• [Extracted data entries]:
•••••
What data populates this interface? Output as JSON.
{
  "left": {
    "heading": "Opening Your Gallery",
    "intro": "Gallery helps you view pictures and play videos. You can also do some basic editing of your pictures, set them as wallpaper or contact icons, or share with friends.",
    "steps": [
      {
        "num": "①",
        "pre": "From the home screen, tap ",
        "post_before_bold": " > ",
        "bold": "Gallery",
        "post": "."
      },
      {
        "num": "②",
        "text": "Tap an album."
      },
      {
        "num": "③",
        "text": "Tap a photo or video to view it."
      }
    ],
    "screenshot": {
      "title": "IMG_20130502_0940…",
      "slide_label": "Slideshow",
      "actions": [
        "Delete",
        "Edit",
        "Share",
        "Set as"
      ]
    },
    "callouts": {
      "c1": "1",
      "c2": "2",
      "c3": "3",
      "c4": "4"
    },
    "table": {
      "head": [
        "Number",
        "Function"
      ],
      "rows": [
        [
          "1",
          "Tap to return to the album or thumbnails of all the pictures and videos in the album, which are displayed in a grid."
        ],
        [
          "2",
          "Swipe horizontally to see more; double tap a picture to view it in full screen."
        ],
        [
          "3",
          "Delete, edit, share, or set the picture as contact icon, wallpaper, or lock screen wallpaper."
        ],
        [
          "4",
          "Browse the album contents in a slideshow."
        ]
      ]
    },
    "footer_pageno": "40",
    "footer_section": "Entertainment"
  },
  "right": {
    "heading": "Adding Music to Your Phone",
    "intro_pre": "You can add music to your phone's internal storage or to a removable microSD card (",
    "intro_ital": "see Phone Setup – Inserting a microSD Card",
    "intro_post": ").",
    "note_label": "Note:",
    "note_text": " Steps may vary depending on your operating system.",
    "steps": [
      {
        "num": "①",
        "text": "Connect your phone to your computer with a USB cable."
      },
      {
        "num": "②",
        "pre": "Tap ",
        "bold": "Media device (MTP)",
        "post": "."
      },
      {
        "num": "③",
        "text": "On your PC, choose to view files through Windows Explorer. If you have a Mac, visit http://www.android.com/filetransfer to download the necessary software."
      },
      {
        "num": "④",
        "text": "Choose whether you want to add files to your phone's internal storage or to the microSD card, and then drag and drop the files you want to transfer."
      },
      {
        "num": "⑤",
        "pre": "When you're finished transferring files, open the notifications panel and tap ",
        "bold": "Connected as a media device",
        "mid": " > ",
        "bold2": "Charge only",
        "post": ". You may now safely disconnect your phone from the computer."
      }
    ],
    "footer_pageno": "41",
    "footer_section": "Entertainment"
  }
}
•••••
• [What the task asks]: Take the lines above and retype all of them exactly.

• [Task output]:
What data populates this interface? Output as JSON.
{
  "left": {
    "heading": "Opening Your Gallery",
    "intro": "Gallery helps you view pictures and play videos. You can also do some basic editing of your pictures, set them as wallpaper or contact icons, or share with friends.",
    "steps": [
      {
        "num": "①",
        "pre": "From the home screen, tap ",
        "post_before_bold": " > ",
        "bold": "Gallery",
        "post": "."
      },
      {
        "num": "②",
        "text": "Tap an album."
      },
      {
        "num": "③",
        "text": "Tap a photo or video to view it."
      }
    ],
    "screenshot": {
      "title": "IMG_20130502_0940…",
      "slide_label": "Slideshow",
      "actions": [
        "Delete",
        "Edit",
        "Share",
        "Set as"
      ]
    },
    "callouts": {
      "c1": "1",
      "c2": "2",
      "c3": "3",
      "c4": "4"
    },
    "table": {
      "head": [
        "Number",
        "Function"
      ],
      "rows": [
        [
          "1",
          "Tap to return to the album or thumbnails of all the pictures and videos in the album, which are displayed in a grid."
        ],
        [
          "2",
          "Swipe horizontally to see more; double tap a picture to view it in full screen."
        ],
        [
          "3",
          "Delete, edit, share, or set the picture as contact icon, wallpaper, or lock screen wallpaper."
        ],
        [
          "4",
          "Browse the album contents in a slideshow."
        ]
      ]
    },
    "footer_pageno": "40",
    "footer_section": "Entertainment"
  },
  "right": {
    "heading": "Adding Music to Your Phone",
    "intro_pre": "You can add music to your phone's internal storage or to a removable microSD card (",
    "intro_ital": "see Phone Setup – Inserting a microSD Card",
    "intro_post": ").",
    "note_label": "Note:",
    "note_text": " Steps may vary depending on your operating system.",
    "steps": [
      {
        "num": "①",
        "text": "Connect your phone to your computer with a USB cable."
      },
      {
        "num": "②",
        "pre": "Tap ",
        "bold": "Media device (MTP)",
        "post": "."
      },
      {
        "num": "③",
        "text": "On your PC, choose to view files through Windows Explorer. If you have a Mac, visit http://www.android.com/filetransfer to download the necessary software."
      },
      {
        "num": "④",
        "text": "Choose whether you want to add files to your phone's internal storage or to the microSD card, and then drag and drop the files you want to transfer."
      },
      {
        "num": "⑤",
        "pre": "When you're finished transferring files, open the notifications panel and tap ",
        "bold": "Connected as a media device",
        "mid": " > ",
        "bold2": "Charge only",
        "post": ". You may now safely disconnect your phone from the computer."
      }
    ],
    "footer_pageno": "41",
    "footer_section": "Entertainment"
  }
}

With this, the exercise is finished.